Extracts from a graphics dataset
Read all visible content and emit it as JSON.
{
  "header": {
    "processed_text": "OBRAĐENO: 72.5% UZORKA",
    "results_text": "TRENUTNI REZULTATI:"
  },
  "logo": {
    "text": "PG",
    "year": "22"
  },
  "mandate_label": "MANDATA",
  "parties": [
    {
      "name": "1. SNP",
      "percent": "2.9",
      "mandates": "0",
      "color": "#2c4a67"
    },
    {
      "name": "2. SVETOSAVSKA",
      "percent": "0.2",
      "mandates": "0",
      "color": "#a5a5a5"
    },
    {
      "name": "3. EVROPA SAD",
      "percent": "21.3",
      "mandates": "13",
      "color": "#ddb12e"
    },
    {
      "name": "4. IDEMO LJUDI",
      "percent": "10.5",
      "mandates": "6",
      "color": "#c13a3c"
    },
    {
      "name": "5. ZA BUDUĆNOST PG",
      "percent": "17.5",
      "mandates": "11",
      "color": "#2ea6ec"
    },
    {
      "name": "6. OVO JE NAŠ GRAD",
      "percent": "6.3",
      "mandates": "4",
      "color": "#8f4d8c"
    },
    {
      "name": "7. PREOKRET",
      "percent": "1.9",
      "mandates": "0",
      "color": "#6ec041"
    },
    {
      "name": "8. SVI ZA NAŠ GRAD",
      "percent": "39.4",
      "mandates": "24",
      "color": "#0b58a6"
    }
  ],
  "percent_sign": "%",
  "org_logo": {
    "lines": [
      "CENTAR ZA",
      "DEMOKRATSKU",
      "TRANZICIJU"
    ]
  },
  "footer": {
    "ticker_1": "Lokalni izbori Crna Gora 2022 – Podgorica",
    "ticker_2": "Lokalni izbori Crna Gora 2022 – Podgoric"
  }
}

[Task statement]
Copy out every line of the listing that includes the string "izbori".

[The completed task]
    "ticker_1": "Lokalni izbori Crna Gora 2022 – Podgorica",
    "ticker_2": "Lokalni izbori Crna Gora 2022 – Podgoric"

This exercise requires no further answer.